# [What is expected]
Reproduce every one of the entries below line for line, leaving out the pictures.

Boxed element entries:

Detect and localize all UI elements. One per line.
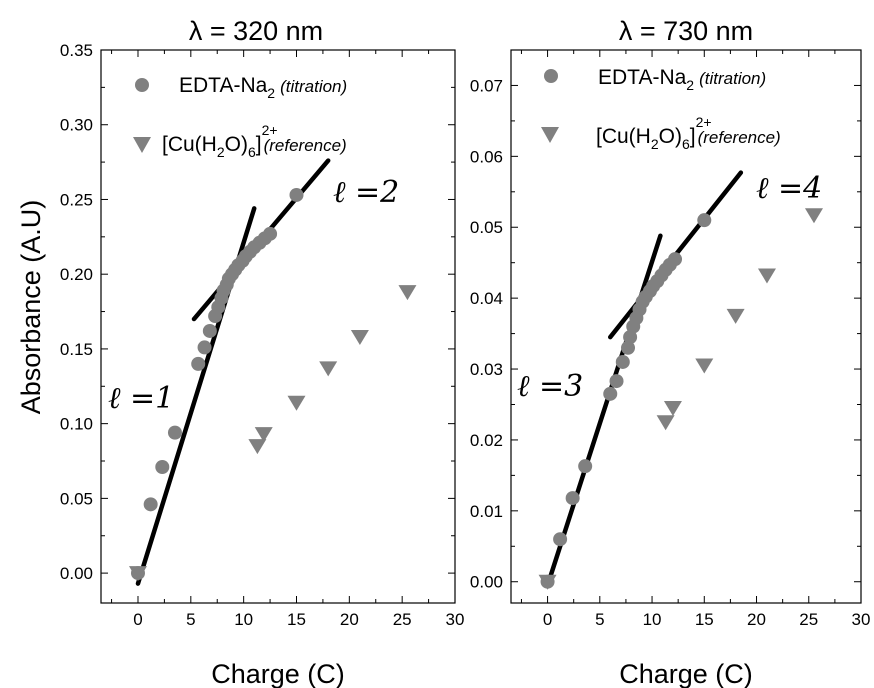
y-tick-label: 0.15 xyxy=(60,340,93,359)
data-point-circle xyxy=(263,226,278,241)
legend-entry-titration: EDTA-Na2 (titration) xyxy=(598,66,766,93)
legend-entry-titration: EDTA-Na2 (titration) xyxy=(179,74,347,101)
data-point-triangle xyxy=(695,358,714,374)
legend-entry-reference: [Cu(H2O)6]2+ (reference) xyxy=(596,114,781,152)
annotation-l3: ℓ =3 xyxy=(517,369,583,404)
y-tick-label: 0.07 xyxy=(470,76,503,95)
annotation-l2: ℓ =2 xyxy=(333,175,399,210)
data-point-triangle xyxy=(757,268,776,284)
data-point-circle xyxy=(603,386,618,401)
data-point-circle xyxy=(609,374,624,389)
plot-frame xyxy=(100,49,456,604)
panel-320nm: λ = 320 nm Absorbance (A.U) Charge (C) E… xyxy=(16,16,464,688)
data-point-circle xyxy=(697,213,712,228)
x-axis-title: Charge (C) xyxy=(211,659,345,688)
legend-circle-marker xyxy=(135,78,149,92)
data-point-circle xyxy=(155,459,170,474)
legend-circle-marker xyxy=(544,69,558,83)
chart-title: λ = 320 nm xyxy=(189,16,323,46)
data-point-triangle xyxy=(350,329,369,345)
legend-entry-reference: [Cu(H2O)6]2+ (reference) xyxy=(162,122,347,160)
y-tick-label: 0.06 xyxy=(470,147,503,166)
y-tick-label: 0.25 xyxy=(60,190,93,209)
y-tick-label: 0.00 xyxy=(60,564,93,583)
y-tick-label: 0.03 xyxy=(470,360,503,379)
chart-title: λ = 730 nm xyxy=(619,16,753,46)
legend: EDTA-Na2 (titration) [Cu(H2O)6]2+ (referen… xyxy=(541,66,781,152)
x-tick-label: 30 xyxy=(852,610,871,629)
data-point-circle xyxy=(615,354,630,369)
data-point-triangle xyxy=(656,415,675,431)
y-axis-title: Absorbance (A.U) xyxy=(16,200,46,415)
x-tick-label: 5 xyxy=(186,610,195,629)
data-point-triangle xyxy=(398,285,417,301)
y-tick-label: 0.35 xyxy=(60,41,93,60)
data-point-circle xyxy=(197,340,212,355)
y-tick-label: 0.00 xyxy=(470,573,503,592)
data-point-circle xyxy=(565,491,580,506)
data-point-circle xyxy=(623,330,638,345)
y-tick-label: 0.30 xyxy=(60,116,93,135)
data-point-circle xyxy=(668,252,683,267)
data-point-triangle xyxy=(248,439,267,455)
data-point-triangle xyxy=(254,427,273,443)
legend-triangle-marker xyxy=(133,137,151,153)
x-tick-label: 20 xyxy=(340,610,359,629)
y-tick-label: 0.05 xyxy=(60,489,93,508)
x-tick-label: 10 xyxy=(643,610,662,629)
data-point-circle xyxy=(553,532,568,547)
y-tick-label: 0.04 xyxy=(470,289,503,308)
data-point-circle xyxy=(143,497,158,512)
x-tick-label: 30 xyxy=(446,610,465,629)
x-tick-label: 25 xyxy=(799,610,818,629)
legend: EDTA-Na2 (titration) [Cu(H2O)6]2+ (referen… xyxy=(133,74,347,160)
x-tick-label: 0 xyxy=(133,610,142,629)
y-tick-label: 0.01 xyxy=(470,502,503,521)
x-axis-title: Charge (C) xyxy=(619,659,753,688)
x-tick-label: 0 xyxy=(543,610,552,629)
plot-frame xyxy=(510,49,862,604)
data-point-triangle xyxy=(128,566,147,582)
annotation-l1: ℓ =1 xyxy=(108,381,174,416)
y-tick-label: 0.20 xyxy=(60,265,93,284)
data-point-circle xyxy=(289,187,304,202)
data-point-circle xyxy=(202,323,217,338)
data-point-triangle xyxy=(663,401,682,417)
data-point-triangle xyxy=(287,395,306,411)
fit-line xyxy=(545,233,663,588)
data-point-triangle xyxy=(726,308,745,324)
y-tick-label: 0.02 xyxy=(470,431,503,450)
x-tick-label: 20 xyxy=(747,610,766,629)
data-point-triangle xyxy=(804,208,823,224)
data-point-circle xyxy=(578,459,593,474)
data-point-triangle xyxy=(319,361,338,377)
annotation-l4: ℓ =4 xyxy=(756,171,822,206)
x-tick-label: 15 xyxy=(287,610,306,629)
data-point-circle xyxy=(621,340,636,355)
panel-730nm: λ = 730 nm Charge (C) EDTA-Na2 (titration… xyxy=(470,16,871,688)
y-tick-label: 0.05 xyxy=(470,218,503,237)
data-point-circle xyxy=(167,425,182,440)
legend-triangle-marker xyxy=(541,127,559,143)
x-tick-label: 10 xyxy=(234,610,253,629)
x-tick-label: 25 xyxy=(393,610,412,629)
data-point-triangle xyxy=(538,574,557,590)
data-point-circle xyxy=(191,356,206,371)
x-tick-label: 15 xyxy=(695,610,714,629)
x-tick-label: 5 xyxy=(595,610,604,629)
y-tick-label: 0.10 xyxy=(60,415,93,434)
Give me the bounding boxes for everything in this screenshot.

# [Solution to this task]
Detect and localize all UI elements. One per line.
y-tick-label: 0.15 xyxy=(60,340,93,359)
data-point-circle xyxy=(263,226,278,241)
legend-entry-titration: EDTA-Na2 (titration) xyxy=(598,66,766,93)
legend-entry-titration: EDTA-Na2 (titration) xyxy=(179,74,347,101)
data-point-triangle xyxy=(695,358,714,374)
legend-entry-reference: [Cu(H2O)6]2+ (reference) xyxy=(596,114,781,152)
annotation-l3: ℓ =3 xyxy=(517,369,583,404)
y-tick-label: 0.07 xyxy=(470,76,503,95)
annotation-l2: ℓ =2 xyxy=(333,175,399,210)
data-point-triangle xyxy=(757,268,776,284)
data-point-circle xyxy=(603,386,618,401)
data-point-circle xyxy=(609,374,624,389)
plot-frame xyxy=(100,49,456,604)
panel-320nm: λ = 320 nm Absorbance (A.U) Charge (C) E… xyxy=(16,16,464,688)
data-point-circle xyxy=(697,213,712,228)
x-axis-title: Charge (C) xyxy=(211,659,345,688)
legend-circle-marker xyxy=(135,78,149,92)
data-point-circle xyxy=(155,459,170,474)
legend-circle-marker xyxy=(544,69,558,83)
chart-title: λ = 320 nm xyxy=(189,16,323,46)
data-point-triangle xyxy=(350,329,369,345)
legend-entry-reference: [Cu(H2O)6]2+ (reference) xyxy=(162,122,347,160)
y-tick-label: 0.06 xyxy=(470,147,503,166)
y-tick-label: 0.25 xyxy=(60,190,93,209)
y-tick-label: 0.00 xyxy=(60,564,93,583)
y-tick-label: 0.03 xyxy=(470,360,503,379)
chart-title: λ = 730 nm xyxy=(619,16,753,46)
legend: EDTA-Na2 (titration) [Cu(H2O)6]2+ (referen… xyxy=(541,66,781,152)
x-tick-label: 30 xyxy=(852,610,871,629)
data-point-circle xyxy=(615,354,630,369)
data-point-triangle xyxy=(656,415,675,431)
y-axis-title: Absorbance (A.U) xyxy=(16,200,46,415)
x-tick-label: 5 xyxy=(186,610,195,629)
data-point-triangle xyxy=(398,285,417,301)
y-tick-label: 0.35 xyxy=(60,41,93,60)
data-point-circle xyxy=(197,340,212,355)
y-tick-label: 0.00 xyxy=(470,573,503,592)
data-point-circle xyxy=(565,491,580,506)
data-point-circle xyxy=(623,330,638,345)
y-tick-label: 0.30 xyxy=(60,116,93,135)
data-point-circle xyxy=(668,252,683,267)
data-point-triangle xyxy=(248,439,267,455)
data-point-triangle xyxy=(254,427,273,443)
legend-triangle-marker xyxy=(133,137,151,153)
x-tick-label: 20 xyxy=(340,610,359,629)
y-tick-label: 0.05 xyxy=(60,489,93,508)
x-tick-label: 10 xyxy=(643,610,662,629)
data-point-circle xyxy=(553,532,568,547)
y-tick-label: 0.04 xyxy=(470,289,503,308)
data-point-circle xyxy=(143,497,158,512)
x-tick-label: 30 xyxy=(446,610,465,629)
x-tick-label: 25 xyxy=(799,610,818,629)
legend: EDTA-Na2 (titration) [Cu(H2O)6]2+ (referen… xyxy=(133,74,347,160)
x-tick-label: 0 xyxy=(133,610,142,629)
y-tick-label: 0.01 xyxy=(470,502,503,521)
x-axis-title: Charge (C) xyxy=(619,659,753,688)
x-tick-label: 0 xyxy=(543,610,552,629)
plot-frame xyxy=(510,49,862,604)
data-point-triangle xyxy=(128,566,147,582)
annotation-l1: ℓ =1 xyxy=(108,381,174,416)
y-tick-label: 0.20 xyxy=(60,265,93,284)
data-point-circle xyxy=(289,187,304,202)
data-point-circle xyxy=(202,323,217,338)
data-point-triangle xyxy=(663,401,682,417)
data-point-triangle xyxy=(287,395,306,411)
fit-line xyxy=(545,233,663,588)
data-point-triangle xyxy=(726,308,745,324)
y-tick-label: 0.02 xyxy=(470,431,503,450)
x-tick-label: 20 xyxy=(747,610,766,629)
data-point-triangle xyxy=(804,208,823,224)
data-point-circle xyxy=(578,459,593,474)
data-point-triangle xyxy=(319,361,338,377)
annotation-l4: ℓ =4 xyxy=(756,171,822,206)
x-tick-label: 15 xyxy=(287,610,306,629)
data-point-circle xyxy=(621,340,636,355)
panel-730nm: λ = 730 nm Charge (C) EDTA-Na2 (titration… xyxy=(470,16,871,688)
y-tick-label: 0.05 xyxy=(470,218,503,237)
data-point-circle xyxy=(167,425,182,440)
legend-triangle-marker xyxy=(541,127,559,143)
x-tick-label: 10 xyxy=(234,610,253,629)
x-tick-label: 25 xyxy=(393,610,412,629)
data-point-triangle xyxy=(538,574,557,590)
data-point-circle xyxy=(191,356,206,371)
x-tick-label: 15 xyxy=(695,610,714,629)
x-tick-label: 5 xyxy=(595,610,604,629)
y-tick-label: 0.10 xyxy=(60,415,93,434)
Give me the bounding boxes for everything in this screenshot.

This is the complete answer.